'''

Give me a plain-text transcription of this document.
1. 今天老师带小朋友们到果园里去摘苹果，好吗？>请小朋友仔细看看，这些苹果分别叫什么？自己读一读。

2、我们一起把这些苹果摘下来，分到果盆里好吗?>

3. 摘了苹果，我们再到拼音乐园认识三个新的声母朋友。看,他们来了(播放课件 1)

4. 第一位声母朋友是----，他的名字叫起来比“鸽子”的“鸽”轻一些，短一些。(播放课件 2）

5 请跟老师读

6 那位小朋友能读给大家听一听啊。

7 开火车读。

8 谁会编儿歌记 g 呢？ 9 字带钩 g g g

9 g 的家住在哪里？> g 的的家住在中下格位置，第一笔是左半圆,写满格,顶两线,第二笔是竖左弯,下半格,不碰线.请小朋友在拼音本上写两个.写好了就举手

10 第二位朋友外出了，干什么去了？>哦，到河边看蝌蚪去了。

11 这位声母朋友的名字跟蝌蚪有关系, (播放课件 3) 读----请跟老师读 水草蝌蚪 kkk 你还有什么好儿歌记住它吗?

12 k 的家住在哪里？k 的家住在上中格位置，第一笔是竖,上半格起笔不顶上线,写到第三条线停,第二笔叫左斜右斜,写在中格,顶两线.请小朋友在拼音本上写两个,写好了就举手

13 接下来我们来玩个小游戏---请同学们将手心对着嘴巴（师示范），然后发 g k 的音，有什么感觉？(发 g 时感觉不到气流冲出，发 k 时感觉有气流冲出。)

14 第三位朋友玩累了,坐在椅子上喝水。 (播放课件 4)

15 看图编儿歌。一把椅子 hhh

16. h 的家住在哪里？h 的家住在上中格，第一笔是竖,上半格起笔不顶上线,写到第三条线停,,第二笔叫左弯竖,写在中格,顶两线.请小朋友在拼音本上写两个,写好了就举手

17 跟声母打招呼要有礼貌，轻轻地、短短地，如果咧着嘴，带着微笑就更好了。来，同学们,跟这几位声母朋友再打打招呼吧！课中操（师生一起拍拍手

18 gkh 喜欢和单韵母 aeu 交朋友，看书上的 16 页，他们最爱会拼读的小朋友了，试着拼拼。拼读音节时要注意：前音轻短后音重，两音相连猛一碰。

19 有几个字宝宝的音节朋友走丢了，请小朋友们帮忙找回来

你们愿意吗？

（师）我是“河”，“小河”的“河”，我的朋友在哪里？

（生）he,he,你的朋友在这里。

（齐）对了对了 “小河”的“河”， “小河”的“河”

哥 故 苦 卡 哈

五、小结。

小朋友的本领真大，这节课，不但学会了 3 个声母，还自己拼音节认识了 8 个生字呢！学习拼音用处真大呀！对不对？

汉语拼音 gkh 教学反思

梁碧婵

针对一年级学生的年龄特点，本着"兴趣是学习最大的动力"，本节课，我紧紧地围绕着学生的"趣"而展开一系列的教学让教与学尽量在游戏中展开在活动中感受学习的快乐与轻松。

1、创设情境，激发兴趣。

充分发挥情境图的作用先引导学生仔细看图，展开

'''
'''

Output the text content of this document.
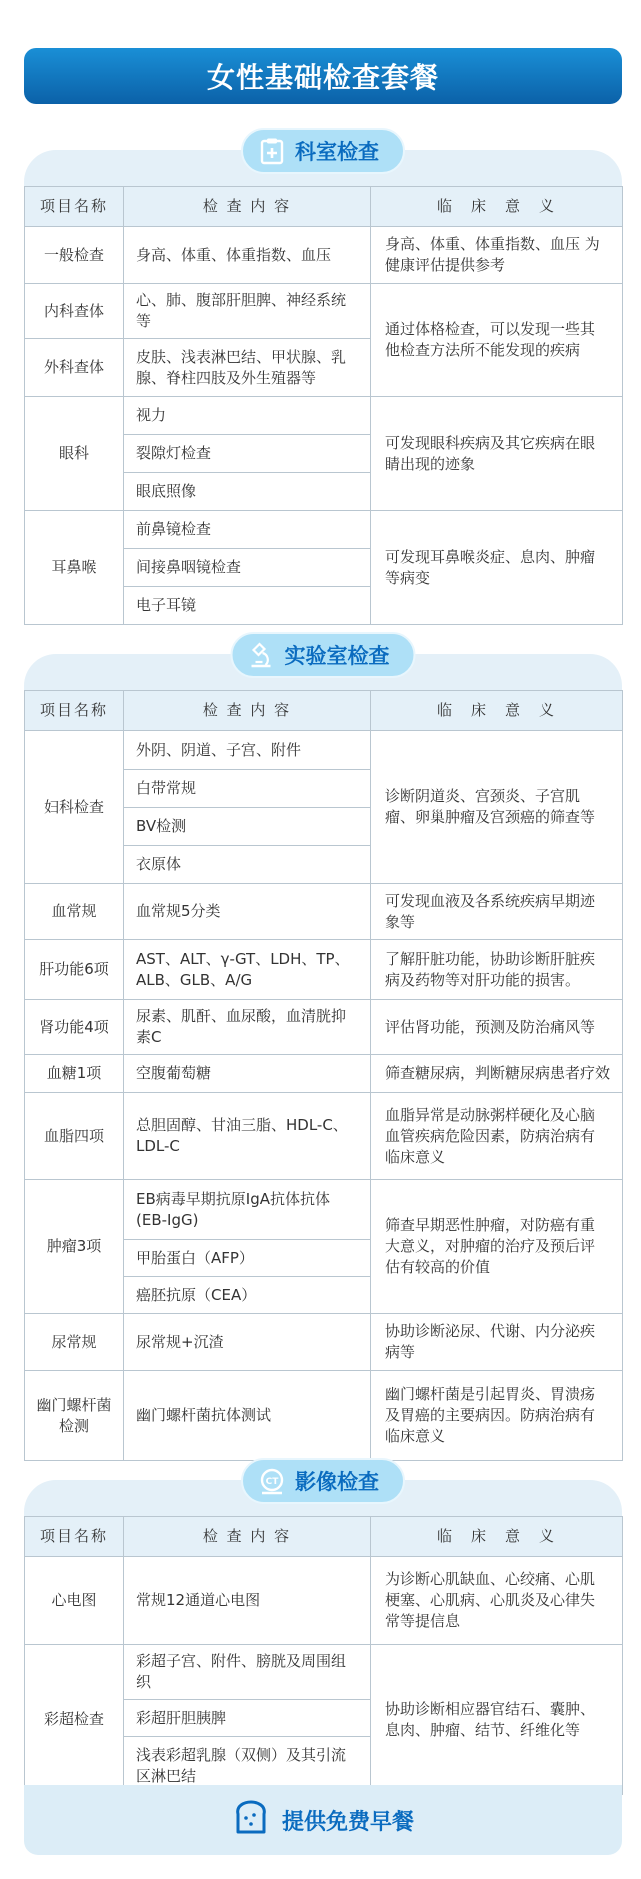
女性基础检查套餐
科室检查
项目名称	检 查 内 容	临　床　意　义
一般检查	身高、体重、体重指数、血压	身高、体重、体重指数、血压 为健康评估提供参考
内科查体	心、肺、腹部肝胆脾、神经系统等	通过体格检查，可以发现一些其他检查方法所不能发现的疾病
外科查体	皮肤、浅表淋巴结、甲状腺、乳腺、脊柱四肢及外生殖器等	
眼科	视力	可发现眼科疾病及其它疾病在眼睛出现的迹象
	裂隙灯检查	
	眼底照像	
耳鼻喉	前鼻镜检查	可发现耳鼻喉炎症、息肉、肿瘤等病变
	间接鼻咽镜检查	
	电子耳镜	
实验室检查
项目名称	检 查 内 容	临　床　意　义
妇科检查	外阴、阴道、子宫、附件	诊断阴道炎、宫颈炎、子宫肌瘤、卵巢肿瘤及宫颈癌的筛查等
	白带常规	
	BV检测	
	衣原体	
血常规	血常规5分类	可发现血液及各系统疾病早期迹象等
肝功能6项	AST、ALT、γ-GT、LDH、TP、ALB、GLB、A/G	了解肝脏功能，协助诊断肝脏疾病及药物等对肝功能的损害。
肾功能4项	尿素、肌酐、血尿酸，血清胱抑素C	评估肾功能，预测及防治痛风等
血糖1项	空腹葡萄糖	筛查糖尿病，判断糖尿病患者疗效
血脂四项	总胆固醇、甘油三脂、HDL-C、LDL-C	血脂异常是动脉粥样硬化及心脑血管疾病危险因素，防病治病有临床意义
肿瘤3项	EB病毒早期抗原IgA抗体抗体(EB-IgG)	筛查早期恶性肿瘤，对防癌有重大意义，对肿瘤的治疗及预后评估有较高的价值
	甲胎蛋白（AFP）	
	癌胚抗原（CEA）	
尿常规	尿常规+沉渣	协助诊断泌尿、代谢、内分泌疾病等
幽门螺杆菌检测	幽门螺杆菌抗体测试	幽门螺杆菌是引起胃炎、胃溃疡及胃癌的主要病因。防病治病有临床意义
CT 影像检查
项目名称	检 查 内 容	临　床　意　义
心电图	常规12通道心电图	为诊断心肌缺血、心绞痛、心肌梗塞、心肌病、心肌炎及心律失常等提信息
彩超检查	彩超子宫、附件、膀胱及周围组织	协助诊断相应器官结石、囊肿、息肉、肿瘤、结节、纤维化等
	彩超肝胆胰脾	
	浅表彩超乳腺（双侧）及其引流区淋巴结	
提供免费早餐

'''

| Direction |
Scan the listing above. Gather each line that contains the word "上半格起笔不顶上线".

| Exercise response |
12 k 的家住在哪里？k 的家住在上中格位置，第一笔是竖,上半格起笔不顶上线,写到第三条线停,第二笔叫左斜右斜,写在中格,顶两线.请小朋友在拼音本上写两个,写好了就举手
16. h 的家住在哪里？h 的家住在上中格，第一笔是竖,上半格起笔不顶上线,写到第三条线停,,第二笔叫左弯竖,写在中格,顶两线.请小朋友在拼音本上写两个,写好了就举手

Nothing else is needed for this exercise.